List all the lines in these records that hold "Zusammenfassen".

▬▬▬

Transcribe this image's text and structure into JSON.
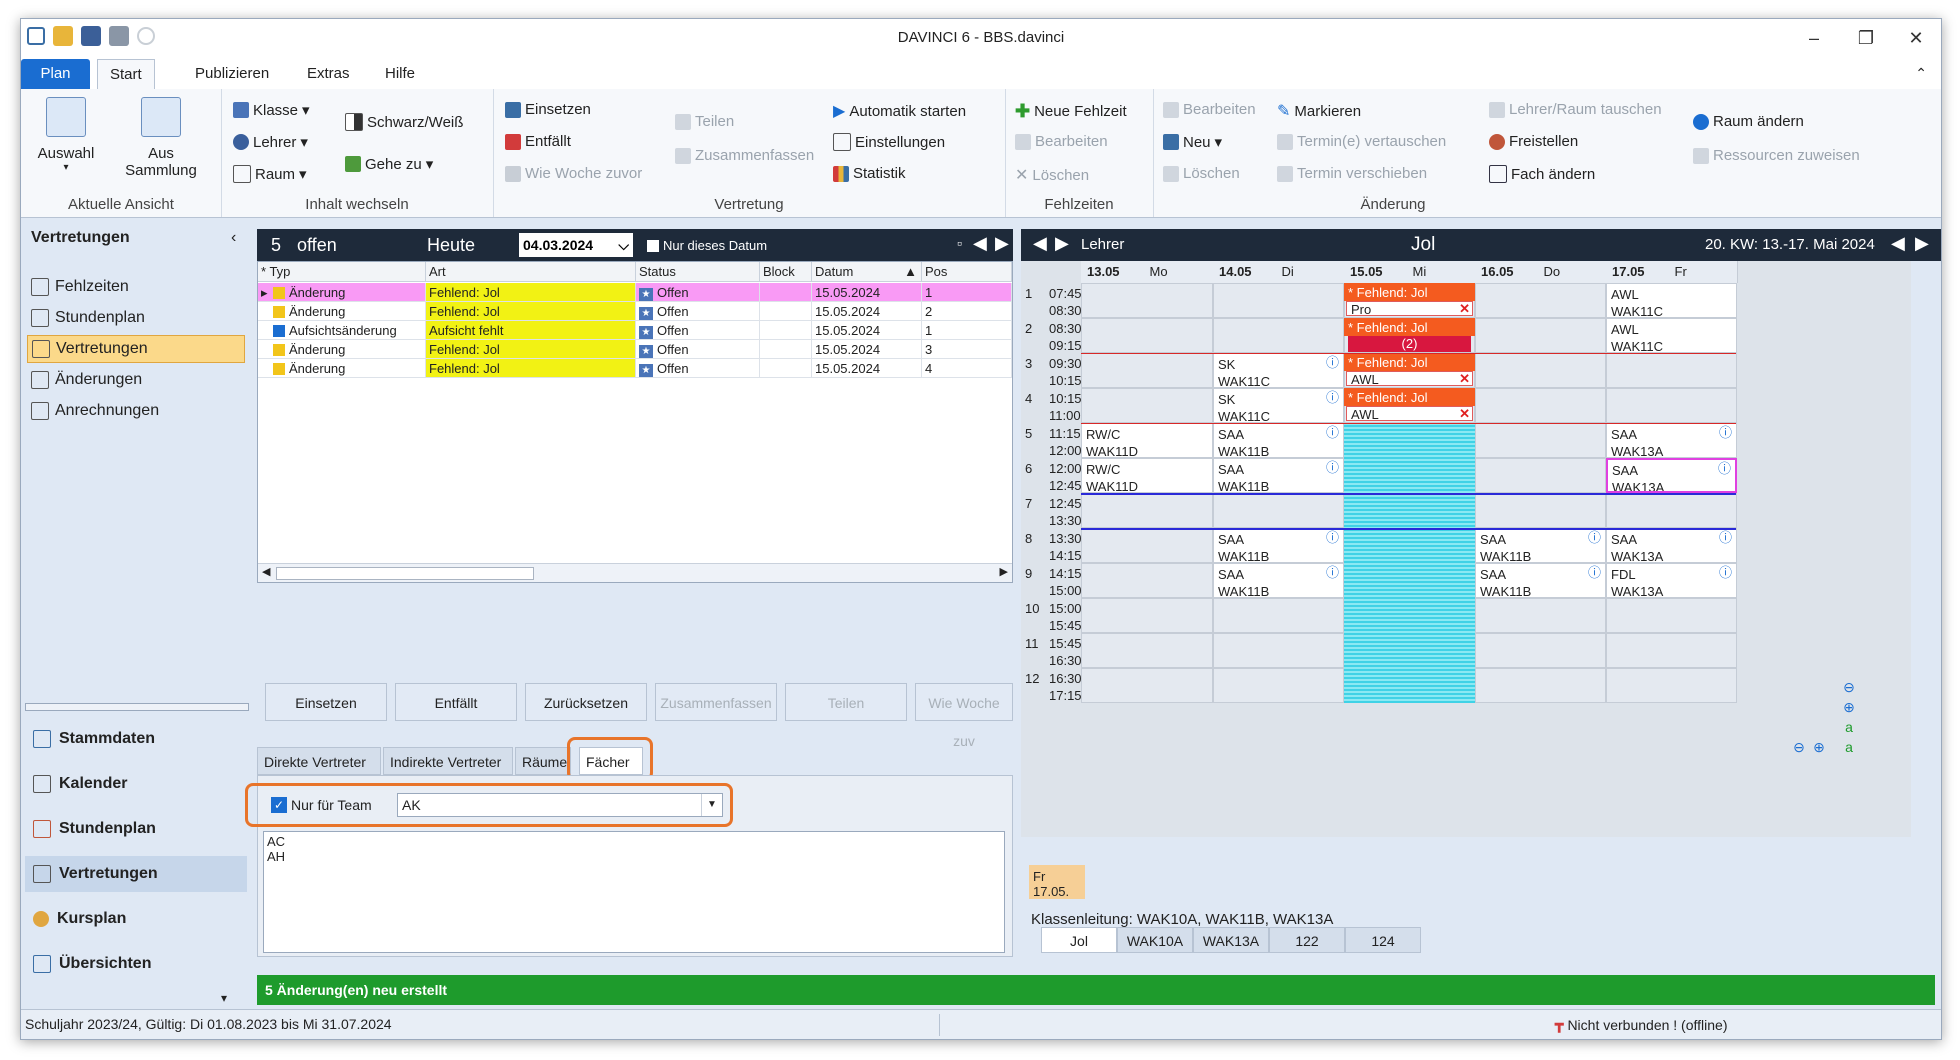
{
  "window": {
    "title": "DAVINCI 6 - BBS.davinci"
  },
  "tabs": [
    "Plan",
    "Start",
    "Publizieren",
    "Extras",
    "Hilfe"
  ],
  "ribbon": {
    "ansicht": {
      "auswahl": "Auswahl",
      "aus": "Aus",
      "sammlung": "Sammlung",
      "label": "Aktuelle Ansicht"
    },
    "inhalt": {
      "klasse": "Klasse",
      "lehrer": "Lehrer",
      "raum": "Raum",
      "schwarz": "Schwarz/Weiß",
      "gehe": "Gehe zu",
      "label": "Inhalt wechseln"
    },
    "vertretung": {
      "einsetzen": "Einsetzen",
      "entfaellt": "Entfällt",
      "wie": "Wie Woche zuvor",
      "teilen": "Teilen",
      "zusammen": "Zusammenfassen",
      "auto": "Automatik starten",
      "einst": "Einstellungen",
      "stat": "Statistik",
      "label": "Vertretung"
    },
    "fehlzeiten": {
      "neu": "Neue Fehlzeit",
      "bearb": "Bearbeiten",
      "loeschen": "Löschen",
      "label": "Fehlzeiten"
    },
    "aenderung": {
      "bearb": "Bearbeiten",
      "neu": "Neu",
      "loeschen": "Löschen",
      "markieren": "Markieren",
      "vertauschen": "Termin(e) vertauschen",
      "verschieben": "Termin verschieben",
      "tauschen": "Lehrer/Raum tauschen",
      "freistellen": "Freistellen",
      "fach": "Fach ändern",
      "raum": "Raum ändern",
      "ress": "Ressourcen zuweisen",
      "label": "Änderung"
    }
  },
  "nav": {
    "heading": "Vertretungen",
    "items": [
      "Fehlzeiten",
      "Stundenplan",
      "Vertretungen",
      "Änderungen",
      "Anrechnungen"
    ],
    "bottom": [
      "Stammdaten",
      "Kalender",
      "Stundenplan",
      "Vertretungen",
      "Kursplan",
      "Übersichten"
    ]
  },
  "center": {
    "count": "5",
    "offen": "offen",
    "heute": "Heute",
    "date": "04.03.2024",
    "only_date": "Nur dieses Datum",
    "columns": [
      "Typ",
      "Art",
      "Status",
      "Block",
      "Datum",
      "Pos"
    ],
    "rows": [
      {
        "typ": "Änderung",
        "art": "Fehlend: Jol",
        "status": "Offen",
        "datum": "15.05.2024",
        "pos": "1"
      },
      {
        "typ": "Änderung",
        "art": "Fehlend: Jol",
        "status": "Offen",
        "datum": "15.05.2024",
        "pos": "2"
      },
      {
        "typ": "Aufsichtsänderung",
        "art": "Aufsicht fehlt",
        "status": "Offen",
        "datum": "15.05.2024",
        "pos": "1"
      },
      {
        "typ": "Änderung",
        "art": "Fehlend: Jol",
        "status": "Offen",
        "datum": "15.05.2024",
        "pos": "3"
      },
      {
        "typ": "Änderung",
        "art": "Fehlend: Jol",
        "status": "Offen",
        "datum": "15.05.2024",
        "pos": "4"
      }
    ],
    "buttons": [
      "Einsetzen",
      "Entfällt",
      "Zurücksetzen",
      "Zusammenfassen",
      "Teilen",
      "Wie Woche zuv"
    ],
    "subtabs": [
      "Direkte Vertreter",
      "Indirekte Vertreter",
      "Räume",
      "Fächer"
    ],
    "team_label": "Nur für Team",
    "team_value": "AK",
    "list": [
      "AC",
      "AH"
    ]
  },
  "right": {
    "lehrer": "Lehrer",
    "name": "Jol",
    "week": "20. KW: 13.-17. Mai 2024",
    "days": [
      {
        "date": "13.05",
        "wd": "Mo"
      },
      {
        "date": "14.05",
        "wd": "Di"
      },
      {
        "date": "15.05",
        "wd": "Mi"
      },
      {
        "date": "16.05",
        "wd": "Do"
      },
      {
        "date": "17.05",
        "wd": "Fr"
      }
    ],
    "periods": [
      {
        "n": "1",
        "a": "07:45",
        "b": "08:30"
      },
      {
        "n": "2",
        "a": "08:30",
        "b": "09:15"
      },
      {
        "n": "3",
        "a": "09:30",
        "b": "10:15"
      },
      {
        "n": "4",
        "a": "10:15",
        "b": "11:00"
      },
      {
        "n": "5",
        "a": "11:15",
        "b": "12:00"
      },
      {
        "n": "6",
        "a": "12:00",
        "b": "12:45"
      },
      {
        "n": "7",
        "a": "12:45",
        "b": "13:30"
      },
      {
        "n": "8",
        "a": "13:30",
        "b": "14:15"
      },
      {
        "n": "9",
        "a": "14:15",
        "b": "15:00"
      },
      {
        "n": "10",
        "a": "15:00",
        "b": "15:45"
      },
      {
        "n": "11",
        "a": "15:45",
        "b": "16:30"
      },
      {
        "n": "12",
        "a": "16:30",
        "b": "17:15"
      }
    ],
    "absent_label": "* Fehlend: Jol",
    "sub_pro": "Pro",
    "sub_awl": "AWL",
    "sub_count": "(2)",
    "c_awl": "AWL",
    "c_wak11c": "WAK11C",
    "c_sk": "SK",
    "c_rwc": "RW/C",
    "c_wak11d": "WAK11D",
    "c_saa": "SAA",
    "c_wak11b": "WAK11B",
    "c_wak13a": "WAK13A",
    "c_fdl": "FDL",
    "footer_day": "Fr 17.05.",
    "klassenleitung": "Klassenleitung: WAK10A, WAK11B, WAK13A",
    "bottom_tabs": [
      "Jol",
      "WAK10A",
      "WAK13A",
      "122",
      "124"
    ]
  },
  "status": {
    "msg": "5 Änderung(en) neu erstellt",
    "left": "Schuljahr 2023/24, Gültig: Di 01.08.2023 bis Mi 31.07.2024",
    "right": "Nicht verbunden ! (offline)"
  },
  "colors": {
    "accent": "#1a6dd1",
    "highlight": "#e8742a",
    "absent": "#f45b1f",
    "green": "#1e9b2c",
    "yellow": "#f2f214",
    "pink": "#f99af5"
  }
}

▬▬▬

• SOLUTION:
      "zusammen": "Zusammenfassen",
      "Zusammenfassen",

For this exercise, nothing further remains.